Objective
Locate the lines of the listing below that hold "title", then copy each of them.

Dataset content
====
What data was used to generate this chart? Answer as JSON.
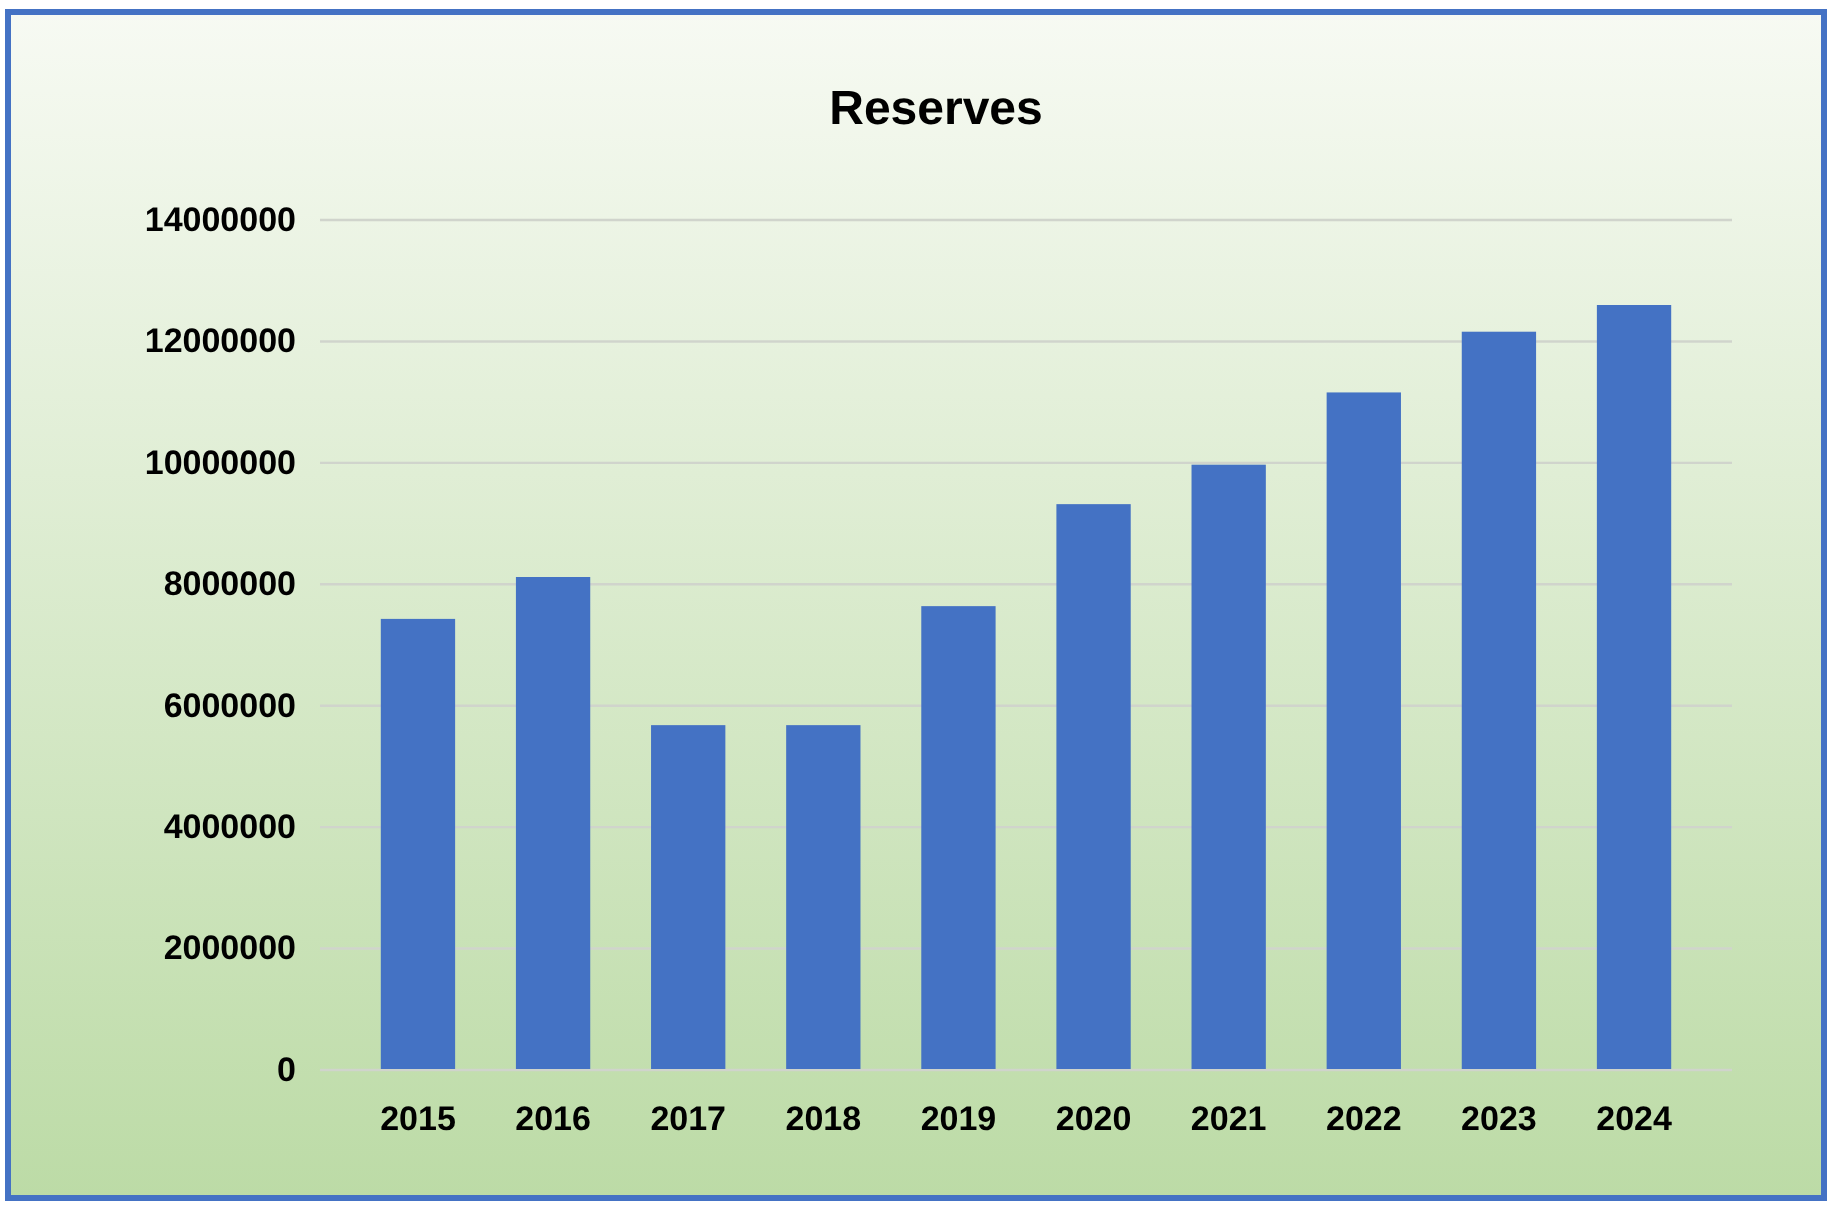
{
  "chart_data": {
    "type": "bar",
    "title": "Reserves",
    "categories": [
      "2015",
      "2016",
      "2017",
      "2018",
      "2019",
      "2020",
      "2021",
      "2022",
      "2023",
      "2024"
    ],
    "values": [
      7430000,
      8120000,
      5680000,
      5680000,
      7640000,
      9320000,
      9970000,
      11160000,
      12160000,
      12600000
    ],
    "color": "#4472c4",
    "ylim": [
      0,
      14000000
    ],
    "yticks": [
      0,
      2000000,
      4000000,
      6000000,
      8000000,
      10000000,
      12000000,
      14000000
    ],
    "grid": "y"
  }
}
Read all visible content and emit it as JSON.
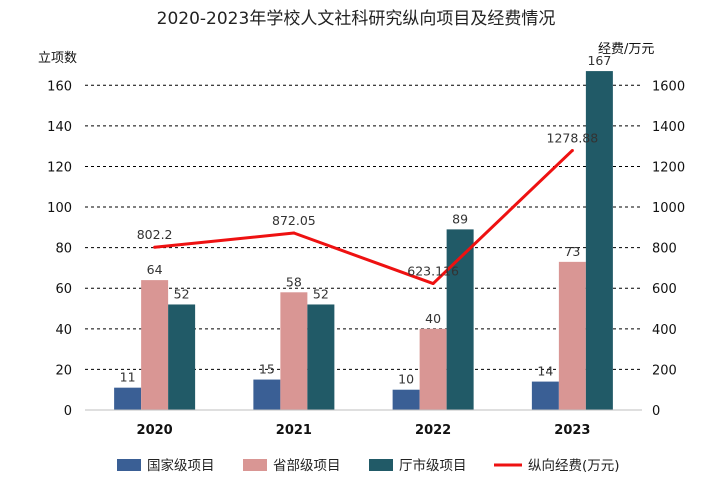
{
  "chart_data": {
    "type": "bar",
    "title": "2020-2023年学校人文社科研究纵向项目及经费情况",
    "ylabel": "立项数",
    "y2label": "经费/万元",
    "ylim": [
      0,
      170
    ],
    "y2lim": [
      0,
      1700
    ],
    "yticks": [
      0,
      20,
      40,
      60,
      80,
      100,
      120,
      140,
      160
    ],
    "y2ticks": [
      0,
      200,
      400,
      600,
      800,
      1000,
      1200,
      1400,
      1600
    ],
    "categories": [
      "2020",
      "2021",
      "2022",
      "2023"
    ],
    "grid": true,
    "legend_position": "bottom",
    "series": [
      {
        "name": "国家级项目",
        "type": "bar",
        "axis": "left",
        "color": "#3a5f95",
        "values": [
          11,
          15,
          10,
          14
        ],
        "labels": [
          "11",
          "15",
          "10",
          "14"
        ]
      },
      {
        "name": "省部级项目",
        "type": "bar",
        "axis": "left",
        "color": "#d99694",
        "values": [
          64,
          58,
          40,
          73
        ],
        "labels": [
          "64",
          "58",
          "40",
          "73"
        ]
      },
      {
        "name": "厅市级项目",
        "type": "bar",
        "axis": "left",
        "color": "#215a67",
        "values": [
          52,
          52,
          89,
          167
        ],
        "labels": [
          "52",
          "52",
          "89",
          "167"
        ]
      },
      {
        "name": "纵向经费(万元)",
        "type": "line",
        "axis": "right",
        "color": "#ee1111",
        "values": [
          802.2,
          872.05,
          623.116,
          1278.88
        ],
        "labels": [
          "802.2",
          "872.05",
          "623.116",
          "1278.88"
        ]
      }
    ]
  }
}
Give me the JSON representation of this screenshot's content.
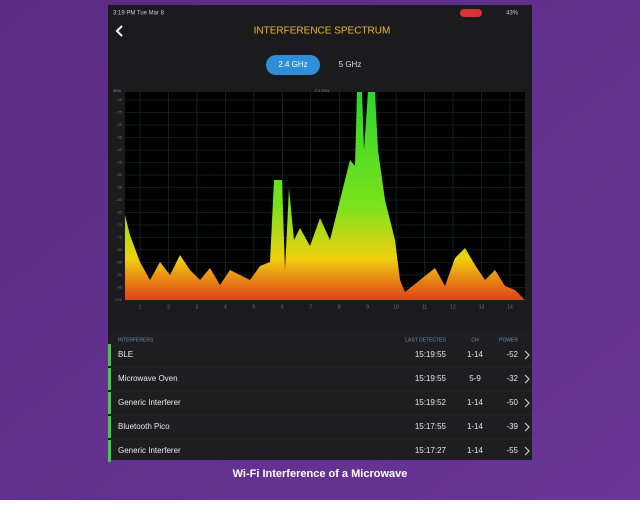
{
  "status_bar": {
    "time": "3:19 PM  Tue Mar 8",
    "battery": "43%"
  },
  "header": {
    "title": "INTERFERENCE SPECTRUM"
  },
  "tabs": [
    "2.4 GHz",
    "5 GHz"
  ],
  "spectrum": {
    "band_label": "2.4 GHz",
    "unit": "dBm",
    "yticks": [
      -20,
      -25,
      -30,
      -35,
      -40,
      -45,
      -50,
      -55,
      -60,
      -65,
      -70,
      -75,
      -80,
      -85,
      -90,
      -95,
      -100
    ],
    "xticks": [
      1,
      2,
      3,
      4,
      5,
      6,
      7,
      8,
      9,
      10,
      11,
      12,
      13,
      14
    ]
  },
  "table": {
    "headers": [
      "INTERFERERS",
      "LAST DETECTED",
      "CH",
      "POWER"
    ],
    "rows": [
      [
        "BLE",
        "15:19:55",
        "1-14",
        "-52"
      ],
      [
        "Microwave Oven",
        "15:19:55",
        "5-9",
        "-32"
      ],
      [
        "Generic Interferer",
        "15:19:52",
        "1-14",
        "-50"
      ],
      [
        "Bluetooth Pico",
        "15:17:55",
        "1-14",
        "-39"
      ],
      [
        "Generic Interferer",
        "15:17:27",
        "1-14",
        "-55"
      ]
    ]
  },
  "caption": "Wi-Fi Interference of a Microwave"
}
====
Task answer
    "title": "Reserves",
    "title": "2020-2023年学校人文社科研究纵向项目及经费情况",
    "title": "INTERFERENCE SPECTRUM"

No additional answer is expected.